• [What you have to do]:
Report how many lines contain "Завідувач". The answer is a single number.

Excerpt from a dataset:
<<<<
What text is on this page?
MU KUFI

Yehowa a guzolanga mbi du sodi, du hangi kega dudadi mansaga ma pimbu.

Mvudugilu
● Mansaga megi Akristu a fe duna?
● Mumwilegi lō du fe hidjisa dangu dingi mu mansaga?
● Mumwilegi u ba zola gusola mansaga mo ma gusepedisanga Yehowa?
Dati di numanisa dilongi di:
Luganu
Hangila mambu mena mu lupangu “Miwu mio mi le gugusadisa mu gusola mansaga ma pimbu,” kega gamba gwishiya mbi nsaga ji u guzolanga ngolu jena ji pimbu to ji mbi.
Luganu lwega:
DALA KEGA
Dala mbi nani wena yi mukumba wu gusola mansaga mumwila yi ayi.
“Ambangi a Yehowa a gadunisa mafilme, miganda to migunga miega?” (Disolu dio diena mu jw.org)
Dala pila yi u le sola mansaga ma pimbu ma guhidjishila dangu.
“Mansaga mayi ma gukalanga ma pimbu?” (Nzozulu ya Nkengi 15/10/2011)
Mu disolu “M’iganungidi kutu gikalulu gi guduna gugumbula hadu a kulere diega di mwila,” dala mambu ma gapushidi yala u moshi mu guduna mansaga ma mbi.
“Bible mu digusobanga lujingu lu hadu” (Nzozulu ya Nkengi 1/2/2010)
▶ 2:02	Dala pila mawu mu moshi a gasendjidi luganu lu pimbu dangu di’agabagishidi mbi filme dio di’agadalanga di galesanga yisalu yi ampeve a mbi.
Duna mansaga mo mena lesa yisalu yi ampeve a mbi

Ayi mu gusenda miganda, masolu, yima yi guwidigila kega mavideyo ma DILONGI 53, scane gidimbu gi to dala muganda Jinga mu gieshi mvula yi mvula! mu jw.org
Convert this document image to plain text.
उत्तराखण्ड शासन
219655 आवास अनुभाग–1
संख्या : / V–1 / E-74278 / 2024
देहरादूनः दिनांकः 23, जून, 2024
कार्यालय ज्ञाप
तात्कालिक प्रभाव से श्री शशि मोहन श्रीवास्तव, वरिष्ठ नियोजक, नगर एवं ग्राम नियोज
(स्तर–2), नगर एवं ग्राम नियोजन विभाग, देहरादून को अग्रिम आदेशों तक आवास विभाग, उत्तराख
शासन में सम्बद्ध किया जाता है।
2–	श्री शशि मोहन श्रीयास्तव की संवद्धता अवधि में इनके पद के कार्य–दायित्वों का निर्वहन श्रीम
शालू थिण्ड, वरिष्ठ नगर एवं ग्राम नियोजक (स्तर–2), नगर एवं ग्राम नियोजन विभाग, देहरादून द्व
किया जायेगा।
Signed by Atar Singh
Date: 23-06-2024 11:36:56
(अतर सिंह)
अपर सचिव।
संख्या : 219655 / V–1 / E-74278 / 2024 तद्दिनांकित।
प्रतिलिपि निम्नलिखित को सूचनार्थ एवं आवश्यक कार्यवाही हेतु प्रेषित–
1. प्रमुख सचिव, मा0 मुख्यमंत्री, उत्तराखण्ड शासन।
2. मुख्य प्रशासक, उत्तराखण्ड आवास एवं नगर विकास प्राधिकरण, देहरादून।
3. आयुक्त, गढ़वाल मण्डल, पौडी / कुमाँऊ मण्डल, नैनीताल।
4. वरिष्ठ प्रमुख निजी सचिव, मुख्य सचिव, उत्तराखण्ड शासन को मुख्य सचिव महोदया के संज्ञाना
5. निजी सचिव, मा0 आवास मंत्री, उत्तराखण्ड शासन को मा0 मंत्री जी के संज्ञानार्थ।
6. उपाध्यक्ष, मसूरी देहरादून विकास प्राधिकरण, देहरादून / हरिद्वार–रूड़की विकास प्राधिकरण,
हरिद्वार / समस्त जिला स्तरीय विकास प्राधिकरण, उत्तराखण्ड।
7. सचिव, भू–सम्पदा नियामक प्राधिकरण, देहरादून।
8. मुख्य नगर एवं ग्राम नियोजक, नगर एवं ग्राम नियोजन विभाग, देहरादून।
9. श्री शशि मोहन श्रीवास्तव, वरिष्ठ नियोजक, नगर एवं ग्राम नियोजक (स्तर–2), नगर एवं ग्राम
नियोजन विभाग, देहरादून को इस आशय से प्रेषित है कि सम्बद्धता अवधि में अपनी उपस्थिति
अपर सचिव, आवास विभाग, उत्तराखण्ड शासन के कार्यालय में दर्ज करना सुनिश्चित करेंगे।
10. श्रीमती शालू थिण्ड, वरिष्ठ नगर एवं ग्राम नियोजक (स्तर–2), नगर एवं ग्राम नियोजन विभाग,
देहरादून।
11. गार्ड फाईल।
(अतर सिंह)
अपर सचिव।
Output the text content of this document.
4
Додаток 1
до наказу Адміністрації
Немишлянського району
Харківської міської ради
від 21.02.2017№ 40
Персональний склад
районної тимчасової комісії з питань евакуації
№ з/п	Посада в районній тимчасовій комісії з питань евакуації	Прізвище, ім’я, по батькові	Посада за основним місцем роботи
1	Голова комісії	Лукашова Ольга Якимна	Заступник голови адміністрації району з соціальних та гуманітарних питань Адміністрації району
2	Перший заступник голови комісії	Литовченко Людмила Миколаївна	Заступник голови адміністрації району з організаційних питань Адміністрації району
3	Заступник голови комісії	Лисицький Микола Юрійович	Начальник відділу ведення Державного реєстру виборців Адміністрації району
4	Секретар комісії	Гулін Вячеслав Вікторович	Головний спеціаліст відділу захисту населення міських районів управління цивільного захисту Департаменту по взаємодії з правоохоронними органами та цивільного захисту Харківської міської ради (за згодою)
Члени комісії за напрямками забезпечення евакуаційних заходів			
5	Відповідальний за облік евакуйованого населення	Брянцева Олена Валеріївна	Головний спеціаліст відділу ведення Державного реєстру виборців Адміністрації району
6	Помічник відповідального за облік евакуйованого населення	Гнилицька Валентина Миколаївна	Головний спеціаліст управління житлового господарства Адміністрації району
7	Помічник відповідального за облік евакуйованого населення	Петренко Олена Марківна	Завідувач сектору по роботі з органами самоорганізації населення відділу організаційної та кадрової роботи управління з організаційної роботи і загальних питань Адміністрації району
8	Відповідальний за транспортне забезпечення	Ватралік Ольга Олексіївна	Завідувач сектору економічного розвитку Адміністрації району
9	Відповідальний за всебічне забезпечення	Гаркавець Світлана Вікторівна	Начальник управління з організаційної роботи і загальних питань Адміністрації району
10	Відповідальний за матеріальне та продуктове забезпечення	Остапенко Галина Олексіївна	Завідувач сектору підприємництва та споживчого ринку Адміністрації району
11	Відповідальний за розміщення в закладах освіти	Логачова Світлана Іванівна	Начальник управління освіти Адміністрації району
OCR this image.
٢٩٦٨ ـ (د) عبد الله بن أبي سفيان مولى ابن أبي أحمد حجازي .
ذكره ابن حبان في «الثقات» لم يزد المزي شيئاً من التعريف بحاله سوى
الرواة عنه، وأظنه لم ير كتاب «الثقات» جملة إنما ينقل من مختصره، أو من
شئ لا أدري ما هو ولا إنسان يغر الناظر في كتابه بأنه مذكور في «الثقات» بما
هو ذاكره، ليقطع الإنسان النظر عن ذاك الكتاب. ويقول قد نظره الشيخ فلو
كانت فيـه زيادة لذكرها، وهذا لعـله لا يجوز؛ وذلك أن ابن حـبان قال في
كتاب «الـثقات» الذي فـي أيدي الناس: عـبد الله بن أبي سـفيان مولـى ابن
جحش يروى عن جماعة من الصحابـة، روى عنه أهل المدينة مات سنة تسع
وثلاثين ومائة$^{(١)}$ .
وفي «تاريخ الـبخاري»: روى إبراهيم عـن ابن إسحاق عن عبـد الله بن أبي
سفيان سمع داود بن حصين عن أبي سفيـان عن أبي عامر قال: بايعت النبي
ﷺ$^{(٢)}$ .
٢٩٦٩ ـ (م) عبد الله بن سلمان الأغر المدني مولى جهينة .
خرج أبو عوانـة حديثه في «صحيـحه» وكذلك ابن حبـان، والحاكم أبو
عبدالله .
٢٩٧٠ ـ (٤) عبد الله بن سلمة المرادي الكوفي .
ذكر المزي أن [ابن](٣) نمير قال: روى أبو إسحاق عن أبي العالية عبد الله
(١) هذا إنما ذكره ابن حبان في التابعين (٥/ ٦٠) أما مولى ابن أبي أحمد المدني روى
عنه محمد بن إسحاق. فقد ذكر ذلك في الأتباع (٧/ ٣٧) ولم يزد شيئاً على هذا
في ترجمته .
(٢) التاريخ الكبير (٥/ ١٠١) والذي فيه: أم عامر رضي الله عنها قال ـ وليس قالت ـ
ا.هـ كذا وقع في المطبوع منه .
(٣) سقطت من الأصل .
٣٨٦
>>>>
• [Worked answer]:
3